··· MATERIAL SUPPLIED ···

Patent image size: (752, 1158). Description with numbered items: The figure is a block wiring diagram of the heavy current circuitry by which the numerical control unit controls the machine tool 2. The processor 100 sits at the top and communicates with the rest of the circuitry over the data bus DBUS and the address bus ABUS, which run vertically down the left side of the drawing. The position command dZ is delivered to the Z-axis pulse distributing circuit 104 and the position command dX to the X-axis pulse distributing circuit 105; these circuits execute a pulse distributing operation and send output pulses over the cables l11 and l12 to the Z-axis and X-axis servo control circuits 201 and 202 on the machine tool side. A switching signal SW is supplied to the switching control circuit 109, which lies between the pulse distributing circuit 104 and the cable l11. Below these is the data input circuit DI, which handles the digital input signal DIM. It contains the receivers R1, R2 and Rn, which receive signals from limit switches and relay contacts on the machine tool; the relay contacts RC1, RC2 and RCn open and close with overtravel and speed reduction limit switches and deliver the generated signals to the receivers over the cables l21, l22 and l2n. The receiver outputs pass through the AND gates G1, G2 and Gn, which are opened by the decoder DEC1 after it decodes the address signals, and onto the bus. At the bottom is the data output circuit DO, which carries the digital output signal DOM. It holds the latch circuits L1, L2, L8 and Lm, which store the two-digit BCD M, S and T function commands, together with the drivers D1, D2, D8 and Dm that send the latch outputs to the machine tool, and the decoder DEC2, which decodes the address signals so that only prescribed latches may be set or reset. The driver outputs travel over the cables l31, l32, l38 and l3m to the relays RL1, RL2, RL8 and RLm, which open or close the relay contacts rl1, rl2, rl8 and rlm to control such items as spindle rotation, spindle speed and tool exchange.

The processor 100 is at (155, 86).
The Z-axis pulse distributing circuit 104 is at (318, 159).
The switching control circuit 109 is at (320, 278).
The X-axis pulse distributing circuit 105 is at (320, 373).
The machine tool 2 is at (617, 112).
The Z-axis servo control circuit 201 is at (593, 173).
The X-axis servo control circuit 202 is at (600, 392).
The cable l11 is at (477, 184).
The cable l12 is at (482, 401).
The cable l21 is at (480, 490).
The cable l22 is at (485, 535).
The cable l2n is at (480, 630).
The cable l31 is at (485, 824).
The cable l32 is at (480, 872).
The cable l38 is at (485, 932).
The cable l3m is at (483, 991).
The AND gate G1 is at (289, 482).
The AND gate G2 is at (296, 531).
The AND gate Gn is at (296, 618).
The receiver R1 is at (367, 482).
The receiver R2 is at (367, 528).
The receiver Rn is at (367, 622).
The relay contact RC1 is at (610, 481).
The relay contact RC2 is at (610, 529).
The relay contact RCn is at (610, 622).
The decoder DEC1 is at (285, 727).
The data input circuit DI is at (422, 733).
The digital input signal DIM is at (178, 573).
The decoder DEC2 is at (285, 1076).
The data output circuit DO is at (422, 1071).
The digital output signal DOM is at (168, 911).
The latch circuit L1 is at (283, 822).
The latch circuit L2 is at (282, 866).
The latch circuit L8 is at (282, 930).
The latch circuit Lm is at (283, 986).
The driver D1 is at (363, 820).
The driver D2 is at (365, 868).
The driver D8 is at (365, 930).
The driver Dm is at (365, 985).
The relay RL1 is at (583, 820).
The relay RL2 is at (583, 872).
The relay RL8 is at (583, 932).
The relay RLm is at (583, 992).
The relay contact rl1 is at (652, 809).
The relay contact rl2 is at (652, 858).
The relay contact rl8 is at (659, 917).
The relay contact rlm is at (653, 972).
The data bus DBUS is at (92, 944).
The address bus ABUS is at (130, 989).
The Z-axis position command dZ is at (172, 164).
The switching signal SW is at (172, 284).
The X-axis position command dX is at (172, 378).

···

EXERCISE DESCRIPTION
Rewrite the data from its first line through the line containing "The machine tool 2 is at (617, 112).", both included, replacing "heavy current circuitry" with "power circuitry" and leaving everything else unchanged.

RESULT OF THIS TASK
Patent image size: (752, 1158). Description with numbered items: The figure is a block wiring diagram of the power circuitry by which the numerical control unit controls the machine tool 2. The processor 100 sits at the top and communicates with the rest of the circuitry over the data bus DBUS and the address bus ABUS, which run vertically down the left side of the drawing. The position command dZ is delivered to the Z-axis pulse distributing circuit 104 and the position command dX to the X-axis pulse distributing circuit 105; these circuits execute a pulse distributing operation and send output pulses over the cables l11 and l12 to the Z-axis and X-axis servo control circuits 201 and 202 on the machine tool side. A switching signal SW is supplied to the switching control circuit 109, which lies between the pulse distributing circuit 104 and the cable l11. Below these is the data input circuit DI, which handles the digital input signal DIM. It contains the receivers R1, R2 and Rn, which receive signals from limit switches and relay contacts on the machine tool; the relay contacts RC1, RC2 and RCn open and close with overtravel and speed reduction limit switches and deliver the generated signals to the receivers over the cables l21, l22 and l2n. The receiver outputs pass through the AND gates G1, G2 and Gn, which are opened by the decoder DEC1 after it decodes the address signals, and onto the bus. At the bottom is the data output circuit DO, which carries the digital output signal DOM. It holds the latch circuits L1, L2, L8 and Lm, which store the two-digit BCD M, S and T function commands, together with the drivers D1, D2, D8 and Dm that send the latch outputs to the machine tool, and the decoder DEC2, which decodes the address signals so that only prescribed latches may be set or reset. The driver outputs travel over the cables l31, l32, l38 and l3m to the relays RL1, RL2, RL8 and RLm, which open or close the relay contacts rl1, rl2, rl8 and rlm to control such items as spindle rotation, spindle speed and tool exchange.

The processor 100 is at (155, 86).
The Z-axis pulse distributing circuit 104 is at (318, 159).
The switching control circuit 109 is at (320, 278).
The X-axis pulse distributing circuit 105 is at (320, 373).
The machine tool 2 is at (617, 112).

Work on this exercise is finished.